Aim
Can you reproduce every line of the entries below word for word, omitting the pictures?
* * *
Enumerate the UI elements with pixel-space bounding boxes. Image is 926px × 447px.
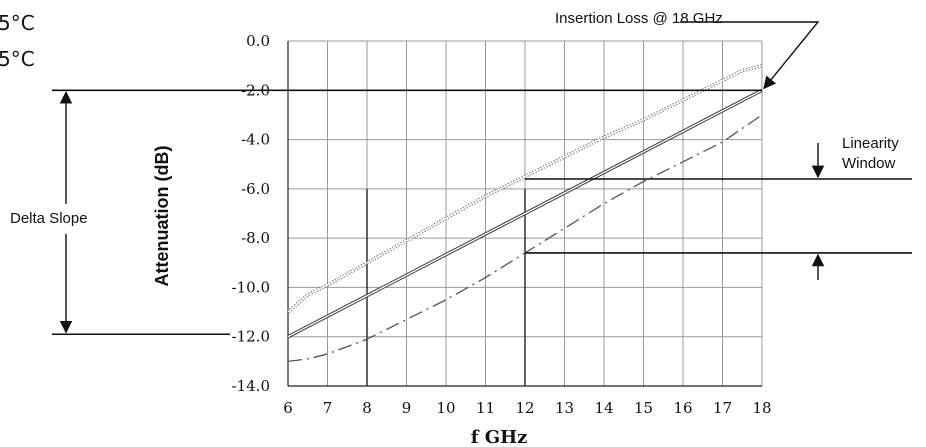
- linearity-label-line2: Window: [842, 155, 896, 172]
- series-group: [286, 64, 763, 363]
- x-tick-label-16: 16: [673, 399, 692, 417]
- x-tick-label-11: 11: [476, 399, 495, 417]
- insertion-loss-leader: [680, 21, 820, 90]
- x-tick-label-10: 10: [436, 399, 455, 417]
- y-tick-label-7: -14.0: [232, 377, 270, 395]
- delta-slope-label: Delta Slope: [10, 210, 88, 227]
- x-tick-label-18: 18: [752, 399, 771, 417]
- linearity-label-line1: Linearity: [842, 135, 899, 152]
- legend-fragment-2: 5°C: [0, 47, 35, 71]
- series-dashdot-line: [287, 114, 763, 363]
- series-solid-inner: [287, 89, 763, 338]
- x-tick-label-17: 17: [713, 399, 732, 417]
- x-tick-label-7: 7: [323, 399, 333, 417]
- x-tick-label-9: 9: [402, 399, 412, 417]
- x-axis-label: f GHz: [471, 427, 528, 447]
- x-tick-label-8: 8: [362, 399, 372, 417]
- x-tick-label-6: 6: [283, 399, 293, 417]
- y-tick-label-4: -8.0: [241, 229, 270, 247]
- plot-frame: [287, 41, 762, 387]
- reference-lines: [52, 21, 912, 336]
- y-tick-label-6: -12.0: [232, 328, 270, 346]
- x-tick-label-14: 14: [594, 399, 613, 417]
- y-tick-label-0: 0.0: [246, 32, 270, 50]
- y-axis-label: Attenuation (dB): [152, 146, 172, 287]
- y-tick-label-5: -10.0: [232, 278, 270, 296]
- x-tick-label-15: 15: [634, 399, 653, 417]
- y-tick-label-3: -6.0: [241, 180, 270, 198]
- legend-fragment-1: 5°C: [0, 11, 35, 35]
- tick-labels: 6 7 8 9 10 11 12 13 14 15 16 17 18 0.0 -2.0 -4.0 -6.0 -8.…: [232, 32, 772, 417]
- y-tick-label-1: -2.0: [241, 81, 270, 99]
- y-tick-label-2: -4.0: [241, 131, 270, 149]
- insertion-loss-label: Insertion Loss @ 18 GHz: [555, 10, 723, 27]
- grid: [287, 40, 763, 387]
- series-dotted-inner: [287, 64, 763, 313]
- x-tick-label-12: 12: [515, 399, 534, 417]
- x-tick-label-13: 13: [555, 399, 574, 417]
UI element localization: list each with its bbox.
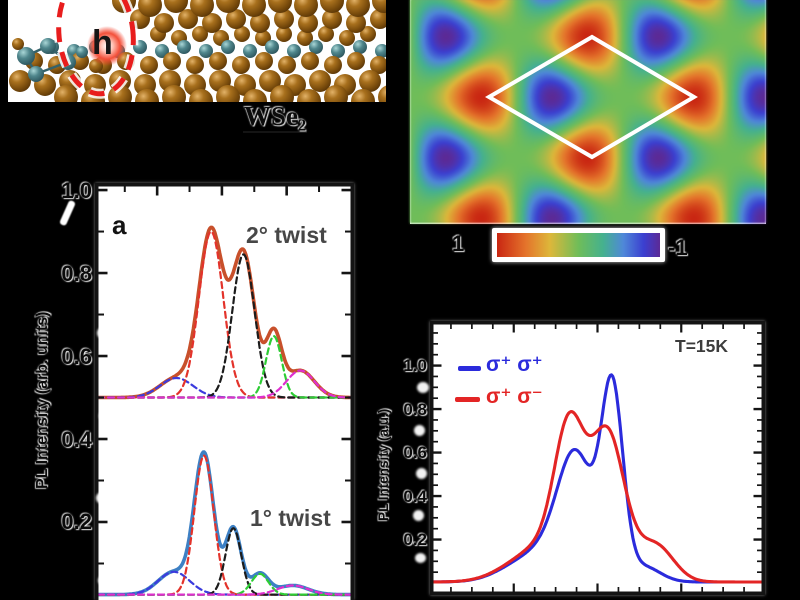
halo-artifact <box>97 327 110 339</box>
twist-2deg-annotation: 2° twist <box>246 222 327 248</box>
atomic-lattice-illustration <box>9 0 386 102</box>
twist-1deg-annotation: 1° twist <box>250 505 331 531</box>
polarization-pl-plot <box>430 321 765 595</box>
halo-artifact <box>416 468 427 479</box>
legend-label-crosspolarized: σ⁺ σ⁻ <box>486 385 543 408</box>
* * *
Answer to this exercise
Enumerate the UI elements with pixel-space bounding boxes. Image is 926px × 447px.
- linearity-label-line2: Window: [842, 155, 896, 172]
- series-group: [286, 64, 763, 363]
- x-tick-label-16: 16: [673, 399, 692, 417]
- x-tick-label-11: 11: [476, 399, 495, 417]
- insertion-loss-leader: [680, 21, 820, 90]
- x-tick-label-10: 10: [436, 399, 455, 417]
- y-tick-label-7: -14.0: [232, 377, 270, 395]
- delta-slope-label: Delta Slope: [10, 210, 88, 227]
- x-tick-label-18: 18: [752, 399, 771, 417]
- linearity-label-line1: Linearity: [842, 135, 899, 152]
- legend-fragment-2: 5°C: [0, 47, 35, 71]
- series-dashdot-line: [287, 114, 763, 363]
- series-solid-inner: [287, 89, 763, 338]
- x-tick-label-17: 17: [713, 399, 732, 417]
- x-tick-label-7: 7: [323, 399, 333, 417]
- x-tick-label-9: 9: [402, 399, 412, 417]
- x-axis-label: f GHz: [471, 427, 528, 447]
- x-tick-label-8: 8: [362, 399, 372, 417]
- x-tick-label-6: 6: [283, 399, 293, 417]
- y-tick-label-4: -8.0: [241, 229, 270, 247]
- plot-frame: [287, 41, 762, 387]
- reference-lines: [52, 21, 912, 336]
- y-tick-label-6: -12.0: [232, 328, 270, 346]
- x-tick-label-14: 14: [594, 399, 613, 417]
- y-tick-label-0: 0.0: [246, 32, 270, 50]
- y-axis-label: Attenuation (dB): [152, 146, 172, 287]
- y-tick-label-5: -10.0: [232, 278, 270, 296]
- x-tick-label-15: 15: [634, 399, 653, 417]
- y-tick-label-3: -6.0: [241, 180, 270, 198]
- legend-fragment-1: 5°C: [0, 11, 35, 35]
- tick-labels: 6 7 8 9 10 11 12 13 14 15 16 17 18 0.0 -2.0 -4.0 -6.0 -8.…: [232, 32, 772, 417]
- y-tick-label-1: -2.0: [241, 81, 270, 99]
- y-tick-label-2: -4.0: [241, 131, 270, 149]
- insertion-loss-label: Insertion Loss @ 18 GHz: [555, 10, 723, 27]
- grid: [287, 40, 763, 387]
- series-dotted-inner: [287, 64, 763, 313]
- x-tick-label-12: 12: [515, 399, 534, 417]
- x-tick-label-13: 13: [555, 399, 574, 417]
UI element localization: list each with its bbox.
halo-artifact <box>97 327 110 339</box>
twist-2deg-annotation: 2° twist <box>246 222 327 248</box>
atomic-lattice-illustration <box>9 0 386 102</box>
twist-1deg-annotation: 1° twist <box>250 505 331 531</box>
polarization-pl-plot <box>430 321 765 595</box>
halo-artifact <box>416 468 427 479</box>
legend-label-crosspolarized: σ⁺ σ⁻ <box>486 385 543 408</box>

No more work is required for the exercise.